Dataset records »

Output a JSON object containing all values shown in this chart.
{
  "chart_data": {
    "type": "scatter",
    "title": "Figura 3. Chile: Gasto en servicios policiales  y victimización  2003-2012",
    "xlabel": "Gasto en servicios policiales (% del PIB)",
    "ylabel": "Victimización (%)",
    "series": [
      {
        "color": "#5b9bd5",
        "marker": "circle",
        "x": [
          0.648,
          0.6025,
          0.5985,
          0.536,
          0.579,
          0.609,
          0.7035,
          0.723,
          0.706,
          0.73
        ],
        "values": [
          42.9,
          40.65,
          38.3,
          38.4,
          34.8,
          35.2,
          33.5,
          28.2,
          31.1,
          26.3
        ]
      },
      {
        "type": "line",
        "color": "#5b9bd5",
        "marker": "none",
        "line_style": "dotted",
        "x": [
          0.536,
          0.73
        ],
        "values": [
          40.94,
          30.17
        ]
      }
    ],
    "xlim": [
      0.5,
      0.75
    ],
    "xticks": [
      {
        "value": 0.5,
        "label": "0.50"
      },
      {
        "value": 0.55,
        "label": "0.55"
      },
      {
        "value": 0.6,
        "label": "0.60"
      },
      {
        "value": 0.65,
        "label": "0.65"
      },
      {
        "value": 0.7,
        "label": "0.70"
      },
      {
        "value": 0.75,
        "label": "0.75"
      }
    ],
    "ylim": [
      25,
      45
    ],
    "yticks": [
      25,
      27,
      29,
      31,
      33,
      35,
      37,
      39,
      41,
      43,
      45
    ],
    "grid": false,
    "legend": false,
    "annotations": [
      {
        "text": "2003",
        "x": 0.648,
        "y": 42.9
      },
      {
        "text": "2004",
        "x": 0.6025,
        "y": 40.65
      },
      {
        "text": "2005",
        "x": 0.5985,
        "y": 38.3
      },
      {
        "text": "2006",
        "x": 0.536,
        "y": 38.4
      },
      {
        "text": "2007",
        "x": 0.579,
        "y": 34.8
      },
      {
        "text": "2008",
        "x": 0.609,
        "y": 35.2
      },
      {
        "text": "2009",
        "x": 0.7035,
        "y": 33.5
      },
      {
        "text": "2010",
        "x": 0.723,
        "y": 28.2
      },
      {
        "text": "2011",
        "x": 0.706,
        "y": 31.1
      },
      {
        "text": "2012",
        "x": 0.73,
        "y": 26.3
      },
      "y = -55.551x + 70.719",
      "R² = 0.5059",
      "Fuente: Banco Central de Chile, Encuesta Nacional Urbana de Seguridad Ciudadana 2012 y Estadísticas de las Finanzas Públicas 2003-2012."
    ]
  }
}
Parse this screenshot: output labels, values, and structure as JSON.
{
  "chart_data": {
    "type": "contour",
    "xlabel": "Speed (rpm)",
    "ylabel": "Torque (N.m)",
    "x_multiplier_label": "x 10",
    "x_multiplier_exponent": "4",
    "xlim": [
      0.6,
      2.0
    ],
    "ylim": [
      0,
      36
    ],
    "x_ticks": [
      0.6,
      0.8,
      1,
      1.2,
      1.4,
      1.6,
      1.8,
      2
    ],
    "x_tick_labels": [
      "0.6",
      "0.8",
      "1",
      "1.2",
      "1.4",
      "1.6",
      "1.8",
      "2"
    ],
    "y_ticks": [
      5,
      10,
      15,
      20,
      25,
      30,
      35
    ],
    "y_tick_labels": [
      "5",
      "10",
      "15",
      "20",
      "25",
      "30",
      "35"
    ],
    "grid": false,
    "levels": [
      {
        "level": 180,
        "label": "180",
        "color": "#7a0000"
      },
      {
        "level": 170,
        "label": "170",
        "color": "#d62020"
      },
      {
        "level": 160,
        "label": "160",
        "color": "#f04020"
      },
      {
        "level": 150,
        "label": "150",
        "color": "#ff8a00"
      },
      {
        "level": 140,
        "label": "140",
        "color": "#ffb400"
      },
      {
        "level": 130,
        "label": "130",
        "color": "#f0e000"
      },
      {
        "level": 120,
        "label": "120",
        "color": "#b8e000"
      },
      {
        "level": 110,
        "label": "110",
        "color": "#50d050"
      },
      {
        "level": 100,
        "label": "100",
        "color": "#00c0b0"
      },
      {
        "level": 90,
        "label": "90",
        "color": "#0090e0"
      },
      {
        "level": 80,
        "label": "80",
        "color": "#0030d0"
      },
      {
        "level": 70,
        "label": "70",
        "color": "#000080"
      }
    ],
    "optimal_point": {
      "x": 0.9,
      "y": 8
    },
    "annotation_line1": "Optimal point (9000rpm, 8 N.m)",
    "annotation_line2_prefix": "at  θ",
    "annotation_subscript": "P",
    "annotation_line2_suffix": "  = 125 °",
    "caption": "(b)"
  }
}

Exercise brief »
Report only the count of lines that include the string "values".

Solution below »
4